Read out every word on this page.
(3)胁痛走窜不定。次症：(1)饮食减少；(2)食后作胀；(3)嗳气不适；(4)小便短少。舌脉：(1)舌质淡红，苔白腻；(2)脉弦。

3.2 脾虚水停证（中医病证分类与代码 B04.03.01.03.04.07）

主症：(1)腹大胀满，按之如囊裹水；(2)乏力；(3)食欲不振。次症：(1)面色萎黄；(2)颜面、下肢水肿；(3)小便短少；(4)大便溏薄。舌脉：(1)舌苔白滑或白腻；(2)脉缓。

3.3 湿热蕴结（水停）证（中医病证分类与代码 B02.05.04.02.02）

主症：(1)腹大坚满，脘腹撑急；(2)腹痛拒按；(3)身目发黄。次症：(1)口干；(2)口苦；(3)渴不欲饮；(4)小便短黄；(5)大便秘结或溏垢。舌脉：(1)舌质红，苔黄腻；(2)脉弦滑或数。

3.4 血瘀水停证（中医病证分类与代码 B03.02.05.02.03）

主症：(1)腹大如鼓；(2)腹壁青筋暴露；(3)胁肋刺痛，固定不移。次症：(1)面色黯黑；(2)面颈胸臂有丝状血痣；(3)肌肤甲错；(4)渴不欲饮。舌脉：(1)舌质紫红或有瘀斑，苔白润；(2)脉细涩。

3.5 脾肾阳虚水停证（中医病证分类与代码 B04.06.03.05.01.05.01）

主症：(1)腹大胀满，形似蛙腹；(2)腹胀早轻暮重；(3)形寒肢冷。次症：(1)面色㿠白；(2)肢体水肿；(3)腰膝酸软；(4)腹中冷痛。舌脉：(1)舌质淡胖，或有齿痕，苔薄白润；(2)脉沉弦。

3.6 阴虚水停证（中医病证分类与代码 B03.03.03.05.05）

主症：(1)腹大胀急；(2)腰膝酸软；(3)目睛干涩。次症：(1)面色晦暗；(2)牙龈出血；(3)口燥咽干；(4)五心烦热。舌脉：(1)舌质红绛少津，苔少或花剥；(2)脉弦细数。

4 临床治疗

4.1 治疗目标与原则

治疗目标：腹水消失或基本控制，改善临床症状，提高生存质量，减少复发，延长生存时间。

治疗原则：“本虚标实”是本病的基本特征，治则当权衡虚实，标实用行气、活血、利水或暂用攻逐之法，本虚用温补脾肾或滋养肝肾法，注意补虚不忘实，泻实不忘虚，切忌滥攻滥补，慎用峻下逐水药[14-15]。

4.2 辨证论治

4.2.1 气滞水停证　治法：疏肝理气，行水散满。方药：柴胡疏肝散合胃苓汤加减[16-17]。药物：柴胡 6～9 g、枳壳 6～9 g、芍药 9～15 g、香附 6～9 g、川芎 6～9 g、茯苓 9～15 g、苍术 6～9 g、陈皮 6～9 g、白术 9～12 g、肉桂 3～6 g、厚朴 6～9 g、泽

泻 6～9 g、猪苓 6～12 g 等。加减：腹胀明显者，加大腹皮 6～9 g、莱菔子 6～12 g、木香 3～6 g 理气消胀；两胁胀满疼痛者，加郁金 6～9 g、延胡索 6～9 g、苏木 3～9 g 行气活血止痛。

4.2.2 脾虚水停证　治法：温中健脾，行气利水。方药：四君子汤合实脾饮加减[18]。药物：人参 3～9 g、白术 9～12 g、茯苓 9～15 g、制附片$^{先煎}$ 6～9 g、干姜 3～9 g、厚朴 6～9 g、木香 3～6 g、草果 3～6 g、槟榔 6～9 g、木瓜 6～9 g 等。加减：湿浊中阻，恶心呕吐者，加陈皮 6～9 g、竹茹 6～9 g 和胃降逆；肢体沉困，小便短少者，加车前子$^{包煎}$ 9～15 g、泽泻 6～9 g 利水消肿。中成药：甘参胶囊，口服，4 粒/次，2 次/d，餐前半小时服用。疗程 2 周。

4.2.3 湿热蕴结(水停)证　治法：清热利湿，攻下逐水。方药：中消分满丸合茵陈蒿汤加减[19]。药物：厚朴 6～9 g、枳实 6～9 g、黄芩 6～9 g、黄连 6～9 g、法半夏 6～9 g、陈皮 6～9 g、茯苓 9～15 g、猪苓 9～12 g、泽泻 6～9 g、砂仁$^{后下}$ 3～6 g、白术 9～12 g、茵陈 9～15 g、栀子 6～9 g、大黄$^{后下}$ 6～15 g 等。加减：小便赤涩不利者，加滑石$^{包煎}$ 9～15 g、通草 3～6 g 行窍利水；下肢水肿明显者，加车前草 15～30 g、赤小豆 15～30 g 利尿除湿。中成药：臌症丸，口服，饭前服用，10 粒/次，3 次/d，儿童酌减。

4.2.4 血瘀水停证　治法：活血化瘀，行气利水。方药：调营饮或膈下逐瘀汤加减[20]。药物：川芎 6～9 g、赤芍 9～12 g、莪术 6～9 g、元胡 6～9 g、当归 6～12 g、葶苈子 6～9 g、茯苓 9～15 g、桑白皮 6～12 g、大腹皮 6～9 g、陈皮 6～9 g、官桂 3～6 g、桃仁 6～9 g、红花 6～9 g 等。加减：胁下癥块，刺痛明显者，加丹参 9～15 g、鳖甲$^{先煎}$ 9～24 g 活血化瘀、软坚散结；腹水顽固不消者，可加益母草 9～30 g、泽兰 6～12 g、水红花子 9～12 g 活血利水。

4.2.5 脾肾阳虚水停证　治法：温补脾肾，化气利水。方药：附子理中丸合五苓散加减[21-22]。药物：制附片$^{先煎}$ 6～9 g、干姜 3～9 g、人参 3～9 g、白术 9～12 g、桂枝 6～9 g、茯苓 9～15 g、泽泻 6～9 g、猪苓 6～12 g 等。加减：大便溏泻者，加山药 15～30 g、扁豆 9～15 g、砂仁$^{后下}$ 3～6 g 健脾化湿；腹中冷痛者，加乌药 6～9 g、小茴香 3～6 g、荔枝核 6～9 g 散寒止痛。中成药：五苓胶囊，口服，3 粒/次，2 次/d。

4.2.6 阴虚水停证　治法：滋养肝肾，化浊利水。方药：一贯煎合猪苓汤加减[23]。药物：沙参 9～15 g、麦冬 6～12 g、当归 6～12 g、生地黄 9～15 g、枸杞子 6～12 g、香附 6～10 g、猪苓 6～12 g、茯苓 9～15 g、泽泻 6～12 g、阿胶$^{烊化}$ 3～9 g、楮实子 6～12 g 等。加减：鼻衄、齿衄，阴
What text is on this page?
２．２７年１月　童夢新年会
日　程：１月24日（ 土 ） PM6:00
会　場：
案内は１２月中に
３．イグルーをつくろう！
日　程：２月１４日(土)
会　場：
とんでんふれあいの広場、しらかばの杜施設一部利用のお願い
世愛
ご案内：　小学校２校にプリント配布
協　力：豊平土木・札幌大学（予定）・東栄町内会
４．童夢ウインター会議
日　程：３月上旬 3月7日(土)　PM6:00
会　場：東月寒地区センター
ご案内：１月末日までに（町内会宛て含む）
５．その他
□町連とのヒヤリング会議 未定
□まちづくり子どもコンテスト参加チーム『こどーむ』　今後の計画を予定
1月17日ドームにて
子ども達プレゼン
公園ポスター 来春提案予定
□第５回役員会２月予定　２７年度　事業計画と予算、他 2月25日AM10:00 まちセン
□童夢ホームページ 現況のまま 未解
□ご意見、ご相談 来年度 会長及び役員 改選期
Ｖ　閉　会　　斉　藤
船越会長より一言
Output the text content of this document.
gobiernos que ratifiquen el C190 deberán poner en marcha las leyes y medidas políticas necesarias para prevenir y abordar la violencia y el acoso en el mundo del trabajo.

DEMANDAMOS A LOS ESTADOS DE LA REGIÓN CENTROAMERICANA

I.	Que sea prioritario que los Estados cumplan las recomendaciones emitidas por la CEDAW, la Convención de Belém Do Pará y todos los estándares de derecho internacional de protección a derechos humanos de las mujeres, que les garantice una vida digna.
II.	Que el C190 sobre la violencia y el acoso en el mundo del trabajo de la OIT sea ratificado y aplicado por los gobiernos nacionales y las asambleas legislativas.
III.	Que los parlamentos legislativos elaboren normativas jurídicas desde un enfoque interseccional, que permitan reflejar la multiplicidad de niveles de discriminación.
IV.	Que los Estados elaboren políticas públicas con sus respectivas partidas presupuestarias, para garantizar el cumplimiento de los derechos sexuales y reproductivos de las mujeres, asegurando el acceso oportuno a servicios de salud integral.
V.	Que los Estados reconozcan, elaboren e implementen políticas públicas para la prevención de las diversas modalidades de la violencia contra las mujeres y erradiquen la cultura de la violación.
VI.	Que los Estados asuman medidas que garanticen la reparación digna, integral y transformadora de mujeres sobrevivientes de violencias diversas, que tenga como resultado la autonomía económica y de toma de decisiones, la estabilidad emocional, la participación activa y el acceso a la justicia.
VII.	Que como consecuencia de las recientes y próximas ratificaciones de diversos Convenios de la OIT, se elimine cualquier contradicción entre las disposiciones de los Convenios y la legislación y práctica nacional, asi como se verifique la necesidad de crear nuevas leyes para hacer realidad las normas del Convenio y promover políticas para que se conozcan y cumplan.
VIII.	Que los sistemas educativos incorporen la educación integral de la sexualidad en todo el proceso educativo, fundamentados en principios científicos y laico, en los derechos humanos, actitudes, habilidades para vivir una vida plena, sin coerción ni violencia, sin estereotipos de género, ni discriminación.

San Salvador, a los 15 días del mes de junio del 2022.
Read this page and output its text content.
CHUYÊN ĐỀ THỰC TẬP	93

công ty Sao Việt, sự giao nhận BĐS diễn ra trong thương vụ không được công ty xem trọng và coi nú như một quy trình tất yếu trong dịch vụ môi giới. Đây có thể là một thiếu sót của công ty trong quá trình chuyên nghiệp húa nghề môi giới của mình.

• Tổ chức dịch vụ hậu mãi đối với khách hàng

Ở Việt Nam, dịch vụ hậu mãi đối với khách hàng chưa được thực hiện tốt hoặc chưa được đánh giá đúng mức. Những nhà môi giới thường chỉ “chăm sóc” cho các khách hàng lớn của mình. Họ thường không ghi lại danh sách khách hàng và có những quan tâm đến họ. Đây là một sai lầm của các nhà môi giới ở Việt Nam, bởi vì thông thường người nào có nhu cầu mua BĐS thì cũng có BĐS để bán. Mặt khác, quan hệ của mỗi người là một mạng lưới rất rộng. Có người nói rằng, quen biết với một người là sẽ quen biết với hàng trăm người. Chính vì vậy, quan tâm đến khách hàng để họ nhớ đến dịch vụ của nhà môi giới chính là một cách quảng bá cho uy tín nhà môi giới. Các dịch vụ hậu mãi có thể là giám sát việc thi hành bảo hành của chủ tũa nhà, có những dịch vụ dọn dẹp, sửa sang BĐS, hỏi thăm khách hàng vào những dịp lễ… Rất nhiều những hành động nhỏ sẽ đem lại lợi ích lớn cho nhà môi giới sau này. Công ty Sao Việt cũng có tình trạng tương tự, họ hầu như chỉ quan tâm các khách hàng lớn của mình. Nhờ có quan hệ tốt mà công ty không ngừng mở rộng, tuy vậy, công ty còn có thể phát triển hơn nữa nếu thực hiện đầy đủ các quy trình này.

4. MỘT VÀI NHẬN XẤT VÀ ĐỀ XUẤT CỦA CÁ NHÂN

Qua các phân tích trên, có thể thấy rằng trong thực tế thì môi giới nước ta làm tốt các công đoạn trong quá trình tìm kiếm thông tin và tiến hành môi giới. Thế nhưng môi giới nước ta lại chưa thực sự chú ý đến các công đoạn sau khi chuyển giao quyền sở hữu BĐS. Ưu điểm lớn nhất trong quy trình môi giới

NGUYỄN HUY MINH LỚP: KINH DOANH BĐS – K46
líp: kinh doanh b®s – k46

=== The request ===
Copy each line of the records containing the string "content".

=== Task response ===
Output the text content of this document.
Read this page and output its text content.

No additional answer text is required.